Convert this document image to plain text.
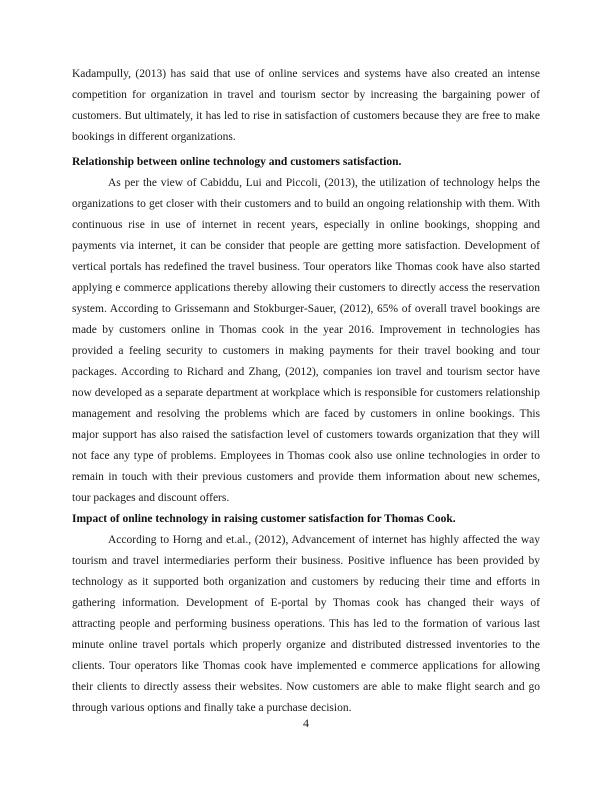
Kadampully, (2013) has said that use of online services and systems have also created an intense competition for organization in travel and tourism sector by increasing the bargaining power of customers. But ultimately, it has led to rise in satisfaction of customers because they are free to make bookings in different organizations.

Relationship between online technology and customers satisfaction.

As per the view of Cabiddu, Lui and Piccoli, (2013), the utilization of technology helps the organizations to get closer with their customers and to build an ongoing relationship with them. With continuous rise in use of internet in recent years, especially in online bookings, shopping and payments via internet, it can be consider that people are getting more satisfaction. Development of vertical portals has redefined the travel business. Tour operators like Thomas cook have also started applying e commerce applications thereby allowing their customers to directly access the reservation system. According to Grissemann and Stokburger-Sauer, (2012), 65% of overall travel bookings are made by customers online in Thomas cook in the year 2016. Improvement in technologies has provided a feeling security to customers in making payments for their travel booking and tour packages. According to Richard and Zhang, (2012), companies ion travel and tourism sector have now developed as a separate department at workplace which is responsible for customers relationship management and resolving the problems which are faced by customers in online bookings. This major support has also raised the satisfaction level of customers towards organization that they will not face any type of problems. Employees in Thomas cook also use online technologies in order to remain in touch with their previous customers and provide them information about new schemes, tour packages and discount offers.

Impact of online technology in raising customer satisfaction for Thomas Cook.

According to Horng and et.al., (2012), Advancement of internet has highly affected the way tourism and travel intermediaries perform their business. Positive influence has been provided by technology as it supported both organization and customers by reducing their time and efforts in gathering information. Development of E-portal by Thomas cook has changed their ways of attracting people and performing business operations. This has led to the formation of various last minute online travel portals which properly organize and distributed distressed inventories to the clients. Tour operators like Thomas cook have implemented e commerce applications for allowing their clients to directly assess their websites. Now customers are able to make flight search and go through various options and finally take a purchase decision.

4
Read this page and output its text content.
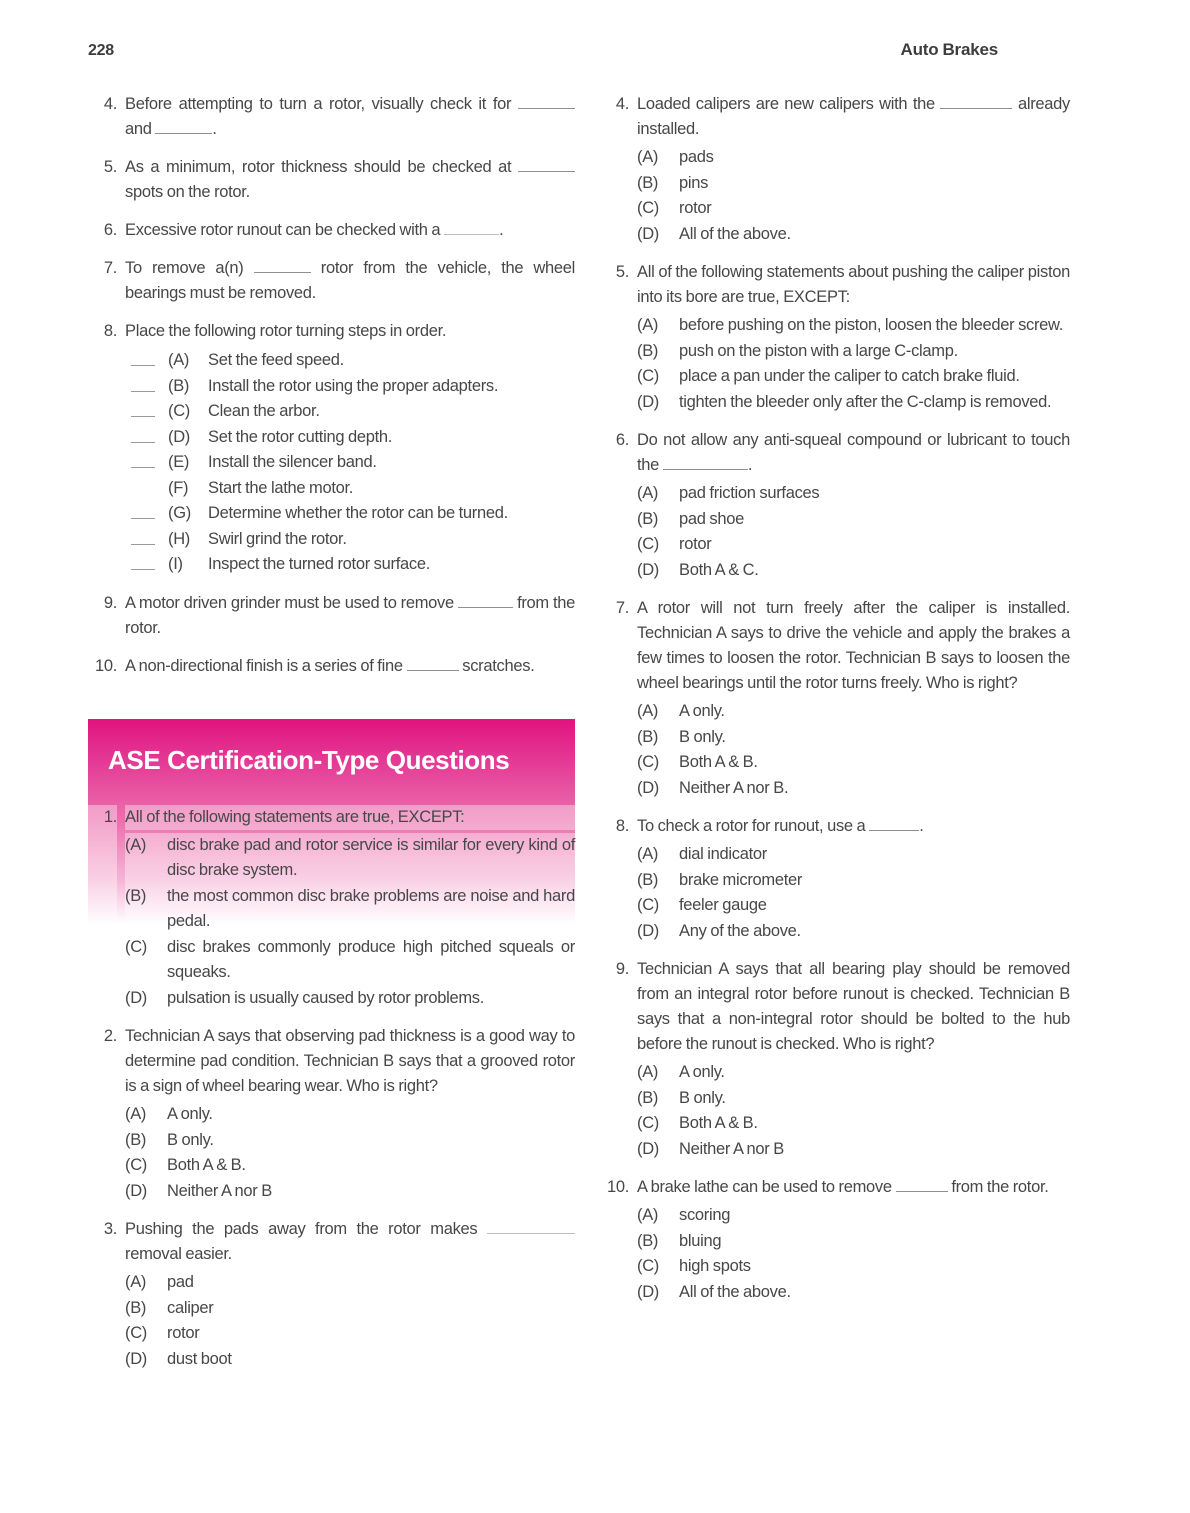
228	Auto Brakes
4. Before attempting to turn a rotor, visually check it for  and	.
5. As a minimum, rotor thickness should be checked at  spots on the rotor.
6. Excessive rotor runout can be checked with a	.
7. To remove a(n)	rotor from the vehicle, the wheel bearings must be removed.
8. Place the following rotor turning steps in order.
(A)	Set the feed speed.
(B)	Install the rotor using the proper adapters.
(C)	Clean the arbor.
(D)	Set the rotor cutting depth.
(E)	Install the silencer band.
(F)	Start the lathe motor.
(G)	Determine whether the rotor can be turned.
(H)	Swirl grind the rotor.
(I)	Inspect the turned rotor surface.
9. A motor driven grinder must be used to remove	from the rotor.
10. A non-directional finish is a series of fine	scratches.
ASE Certification-Type Questions
1. All of the following statements are true, EXCEPT:
(A)	disc brake pad and rotor service is similar for every kind of disc brake system.
(B)	the most common disc brake problems are noise and hard pedal.
(C)	disc brakes commonly produce high pitched squeals or squeaks.
(D)	pulsation is usually caused by rotor problems.
2. Technician A says that observing pad thickness is a good way to determine pad condition. Technician B says that a grooved rotor is a sign of wheel bearing wear. Who is right?
(A)	A only.
(B)	B only.
(C)	Both A & B.
(D)	Neither A nor B
3. Pushing the pads away from the rotor makes  removal easier.
(A)	pad
(B)	caliper
(C)	rotor
(D)	dust boot
4. Loaded calipers are new calipers with the	already installed.
(A)	pads
(B)	pins
(C)	rotor
(D)	All of the above.
5. All of the following statements about pushing the caliper piston into its bore are true, EXCEPT:
(A)	before pushing on the piston, loosen the bleeder screw.
(B)	push on the piston with a large C-clamp.
(C)	place a pan under the caliper to catch brake fluid.
(D)	tighten the bleeder only after the C-clamp is removed.
6. Do not allow any anti-squeal compound or lubricant to touch the	.
(A)	pad friction surfaces
(B)	pad shoe
(C)	rotor
(D)	Both A & C.
7. A rotor will not turn freely after the caliper is installed. Technician A says to drive the vehicle and apply the brakes a few times to loosen the rotor. Technician B says to loosen the wheel bearings until the rotor turns freely. Who is right?
(A)	A only.
(B)	B only.
(C)	Both A & B.
(D)	Neither A nor B.
8. To check a rotor for runout, use a	.
(A)	dial indicator
(B)	brake micrometer
(C)	feeler gauge
(D)	Any of the above.
9. Technician A says that all bearing play should be removed from an integral rotor before runout is checked. Technician B says that a non-integral rotor should be bolted to the hub before the runout is checked. Who is right?
(A)	A only.
(B)	B only.
(C)	Both A & B.
(D)	Neither A nor B
10. A brake lathe can be used to remove	from the rotor.
(A)	scoring
(B)	bluing
(C)	high spots
(D)	All of the above.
■ ■ ■
### Exercise prompt
Scan the material above. Copy each line that holds the word "pads".

### Solution to this task
3. Pushing the pads away from the rotor makes  removal easier.
(A)	pads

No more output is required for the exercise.